Transcribe all of the records precisely as they are presented.

(Dataset items)
%%

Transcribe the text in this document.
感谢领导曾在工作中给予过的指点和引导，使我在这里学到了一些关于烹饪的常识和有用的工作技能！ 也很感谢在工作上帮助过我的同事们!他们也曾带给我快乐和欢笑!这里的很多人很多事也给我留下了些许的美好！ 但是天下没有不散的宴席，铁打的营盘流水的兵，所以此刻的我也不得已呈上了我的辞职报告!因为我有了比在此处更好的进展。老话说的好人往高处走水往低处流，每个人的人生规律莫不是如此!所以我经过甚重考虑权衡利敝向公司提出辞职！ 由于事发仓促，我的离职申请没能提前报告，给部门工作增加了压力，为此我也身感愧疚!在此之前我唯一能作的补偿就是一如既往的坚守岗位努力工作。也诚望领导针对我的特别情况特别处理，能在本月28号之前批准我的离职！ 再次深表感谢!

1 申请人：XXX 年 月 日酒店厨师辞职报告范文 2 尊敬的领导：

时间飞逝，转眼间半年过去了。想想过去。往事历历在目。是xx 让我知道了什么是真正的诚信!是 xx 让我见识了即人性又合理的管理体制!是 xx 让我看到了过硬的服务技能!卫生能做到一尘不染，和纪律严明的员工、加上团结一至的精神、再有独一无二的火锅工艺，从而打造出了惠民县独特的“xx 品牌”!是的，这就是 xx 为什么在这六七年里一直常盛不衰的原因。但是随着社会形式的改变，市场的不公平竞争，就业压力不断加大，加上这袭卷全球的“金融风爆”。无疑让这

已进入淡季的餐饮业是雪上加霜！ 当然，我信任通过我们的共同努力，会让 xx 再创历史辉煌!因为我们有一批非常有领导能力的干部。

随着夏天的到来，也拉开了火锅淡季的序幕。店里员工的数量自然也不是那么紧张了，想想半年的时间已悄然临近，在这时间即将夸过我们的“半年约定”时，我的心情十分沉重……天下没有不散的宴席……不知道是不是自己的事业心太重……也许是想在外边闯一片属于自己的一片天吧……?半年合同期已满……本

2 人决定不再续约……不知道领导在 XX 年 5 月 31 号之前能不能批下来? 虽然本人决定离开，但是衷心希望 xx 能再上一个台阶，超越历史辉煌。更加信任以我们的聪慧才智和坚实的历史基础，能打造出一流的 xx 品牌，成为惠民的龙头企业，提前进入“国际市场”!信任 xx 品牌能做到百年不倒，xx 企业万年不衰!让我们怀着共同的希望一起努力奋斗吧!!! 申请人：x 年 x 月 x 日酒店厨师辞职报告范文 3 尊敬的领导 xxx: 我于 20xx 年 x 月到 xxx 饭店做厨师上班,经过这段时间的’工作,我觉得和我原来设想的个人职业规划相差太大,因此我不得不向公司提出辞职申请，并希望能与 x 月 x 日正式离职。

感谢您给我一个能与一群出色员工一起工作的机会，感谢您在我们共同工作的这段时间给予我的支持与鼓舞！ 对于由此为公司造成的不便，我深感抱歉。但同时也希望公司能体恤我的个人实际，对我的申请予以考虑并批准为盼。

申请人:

%%

= Exercise result =
Transcribe the text in this document.
感谢领导曾在工作中给予过的指点和引导，使我在这里学到了一些关于烹饪的常识和有用的工作技能！ 也很感谢在工作上帮助过我的同事们!他们也曾带给我快乐和欢笑!这里的很多人很多事也给我留下了些许的美好！ 但是天下没有不散的宴席，铁打的营盘流水的兵，所以此刻的我也不得已呈上了我的辞职报告!因为我有了比在此处更好的进展。老话说的好人往高处走水往低处流，每个人的人生规律莫不是如此!所以我经过甚重考虑权衡利敝向公司提出辞职！ 由于事发仓促，我的离职申请没能提前报告，给部门工作增加了压力，为此我也身感愧疚!在此之前我唯一能作的补偿就是一如既往的坚守岗位努力工作。也诚望领导针对我的特别情况特别处理，能在本月28号之前批准我的离职！ 再次深表感谢!

1 申请人：XXX 年 月 日酒店厨师辞职报告范文 2 尊敬的领导：

时间飞逝，转眼间半年过去了。想想过去。往事历历在目。是xx 让我知道了什么是真正的诚信!是 xx 让我见识了即人性又合理的管理体制!是 xx 让我看到了过硬的服务技能!卫生能做到一尘不染，和纪律严明的员工、加上团结一至的精神、再有独一无二的火锅工艺，从而打造出了惠民县独特的“xx 品牌”!是的，这就是 xx 为什么在这六七年里一直常盛不衰的原因。但是随着社会形式的改变，市场的不公平竞争，就业压力不断加大，加上这袭卷全球的“金融风爆”。无疑让这

已进入淡季的餐饮业是雪上加霜！ 当然，我信任通过我们的共同努力，会让 xx 再创历史辉煌!因为我们有一批非常有领导能力的干部。

随着夏天的到来，也拉开了火锅淡季的序幕。店里员工的数量自然也不是那么紧张了，想想半年的时间已悄然临近，在这时间即将夸过我们的“半年约定”时，我的心情十分沉重……天下没有不散的宴席……不知道是不是自己的事业心太重……也许是想在外边闯一片属于自己的一片天吧……?半年合同期已满……本

2 人决定不再续约……不知道领导在 XX 年 5 月 31 号之前能不能批下来? 虽然本人决定离开，但是衷心希望 xx 能再上一个台阶，超越历史辉煌。更加信任以我们的聪慧才智和坚实的历史基础，能打造出一流的 xx 品牌，成为惠民的龙头企业，提前进入“国际市场”!信任 xx 品牌能做到百年不倒，xx 企业万年不衰!让我们怀着共同的希望一起努力奋斗吧!!! 申请人：x 年 x 月 x 日酒店厨师辞职报告范文 3 尊敬的领导 xxx: 我于 20xx 年 x 月到 xxx 饭店做厨师上班,经过这段时间的’工作,我觉得和我原来设想的个人职业规划相差太大,因此我不得不向公司提出辞职申请，并希望能与 x 月 x 日正式离职。

感谢您给我一个能与一群出色员工一起工作的机会，感谢您在我们共同工作的这段时间给予我的支持与鼓舞！ 对于由此为公司造成的不便，我深感抱歉。但同时也希望公司能体恤我的个人实际，对我的申请予以考虑并批准为盼。

申请人:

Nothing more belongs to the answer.